** Start **

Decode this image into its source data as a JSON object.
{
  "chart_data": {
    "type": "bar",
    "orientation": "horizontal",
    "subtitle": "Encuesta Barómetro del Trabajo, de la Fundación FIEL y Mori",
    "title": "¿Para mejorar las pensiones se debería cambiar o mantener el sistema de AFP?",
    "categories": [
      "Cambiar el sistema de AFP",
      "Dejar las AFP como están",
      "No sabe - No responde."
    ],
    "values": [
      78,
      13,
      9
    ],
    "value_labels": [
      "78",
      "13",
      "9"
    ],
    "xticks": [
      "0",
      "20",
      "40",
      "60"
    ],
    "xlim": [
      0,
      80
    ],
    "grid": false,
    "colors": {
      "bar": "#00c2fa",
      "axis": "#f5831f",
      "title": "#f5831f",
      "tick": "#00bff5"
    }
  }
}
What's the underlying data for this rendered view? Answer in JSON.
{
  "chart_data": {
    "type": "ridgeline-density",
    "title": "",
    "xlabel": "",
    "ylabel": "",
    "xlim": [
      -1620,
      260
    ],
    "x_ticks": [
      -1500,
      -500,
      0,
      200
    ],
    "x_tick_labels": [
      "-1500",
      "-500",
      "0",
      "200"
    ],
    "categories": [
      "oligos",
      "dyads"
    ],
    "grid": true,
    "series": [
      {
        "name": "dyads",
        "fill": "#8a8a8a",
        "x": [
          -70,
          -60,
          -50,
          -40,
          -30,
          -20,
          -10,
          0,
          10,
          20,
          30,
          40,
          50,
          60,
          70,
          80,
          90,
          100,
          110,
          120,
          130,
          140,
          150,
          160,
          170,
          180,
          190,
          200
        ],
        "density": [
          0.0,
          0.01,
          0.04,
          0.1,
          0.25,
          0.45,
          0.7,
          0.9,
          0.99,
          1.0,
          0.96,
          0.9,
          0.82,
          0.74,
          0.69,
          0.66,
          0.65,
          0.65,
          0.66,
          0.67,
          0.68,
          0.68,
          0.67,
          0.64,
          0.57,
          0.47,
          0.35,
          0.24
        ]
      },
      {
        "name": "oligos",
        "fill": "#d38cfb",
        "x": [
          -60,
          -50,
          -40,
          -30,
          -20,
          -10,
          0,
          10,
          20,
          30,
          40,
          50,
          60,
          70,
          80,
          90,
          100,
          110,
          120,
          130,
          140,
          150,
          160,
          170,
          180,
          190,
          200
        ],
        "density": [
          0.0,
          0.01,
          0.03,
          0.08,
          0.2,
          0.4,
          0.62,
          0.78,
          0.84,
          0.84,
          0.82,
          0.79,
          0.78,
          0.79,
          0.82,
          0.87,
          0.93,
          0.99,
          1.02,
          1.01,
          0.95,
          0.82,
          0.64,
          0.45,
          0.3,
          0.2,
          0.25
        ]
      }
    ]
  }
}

** End **

WRITTEN EXERCISE = Every line of the material must be returned exactly as it appears.

WRITTEN RESPONSE =
Decode this image into its source data as a JSON object.
{
  "chart_data": {
    "type": "bar",
    "orientation": "horizontal",
    "subtitle": "Encuesta Barómetro del Trabajo, de la Fundación FIEL y Mori",
    "title": "¿Para mejorar las pensiones se debería cambiar o mantener el sistema de AFP?",
    "categories": [
      "Cambiar el sistema de AFP",
      "Dejar las AFP como están",
      "No sabe - No responde."
    ],
    "values": [
      78,
      13,
      9
    ],
    "value_labels": [
      "78",
      "13",
      "9"
    ],
    "xticks": [
      "0",
      "20",
      "40",
      "60"
    ],
    "xlim": [
      0,
      80
    ],
    "grid": false,
    "colors": {
      "bar": "#00c2fa",
      "axis": "#f5831f",
      "title": "#f5831f",
      "tick": "#00bff5"
    }
  }
}
What's the underlying data for this rendered view? Answer in JSON.
{
  "chart_data": {
    "type": "ridgeline-density",
    "title": "",
    "xlabel": "",
    "ylabel": "",
    "xlim": [
      -1620,
      260
    ],
    "x_ticks": [
      -1500,
      -500,
      0,
      200
    ],
    "x_tick_labels": [
      "-1500",
      "-500",
      "0",
      "200"
    ],
    "categories": [
      "oligos",
      "dyads"
    ],
    "grid": true,
    "series": [
      {
        "name": "dyads",
        "fill": "#8a8a8a",
        "x": [
          -70,
          -60,
          -50,
          -40,
          -30,
          -20,
          -10,
          0,
          10,
          20,
          30,
          40,
          50,
          60,
          70,
          80,
          90,
          100,
          110,
          120,
          130,
          140,
          150,
          160,
          170,
          180,
          190,
          200
        ],
        "density": [
          0.0,
          0.01,
          0.04,
          0.1,
          0.25,
          0.45,
          0.7,
          0.9,
          0.99,
          1.0,
          0.96,
          0.9,
          0.82,
          0.74,
          0.69,
          0.66,
          0.65,
          0.65,
          0.66,
          0.67,
          0.68,
          0.68,
          0.67,
          0.64,
          0.57,
          0.47,
          0.35,
          0.24
        ]
      },
      {
        "name": "oligos",
        "fill": "#d38cfb",
        "x": [
          -60,
          -50,
          -40,
          -30,
          -20,
          -10,
          0,
          10,
          20,
          30,
          40,
          50,
          60,
          70,
          80,
          90,
          100,
          110,
          120,
          130,
          140,
          150,
          160,
          170,
          180,
          190,
          200
        ],
        "density": [
          0.0,
          0.01,
          0.03,
          0.08,
          0.2,
          0.4,
          0.62,
          0.78,
          0.84,
          0.84,
          0.82,
          0.79,
          0.78,
          0.79,
          0.82,
          0.87,
          0.93,
          0.99,
          1.02,
          1.01,
          0.95,
          0.82,
          0.64,
          0.45,
          0.3,
          0.2,
          0.25
        ]
      }
    ]
  }
}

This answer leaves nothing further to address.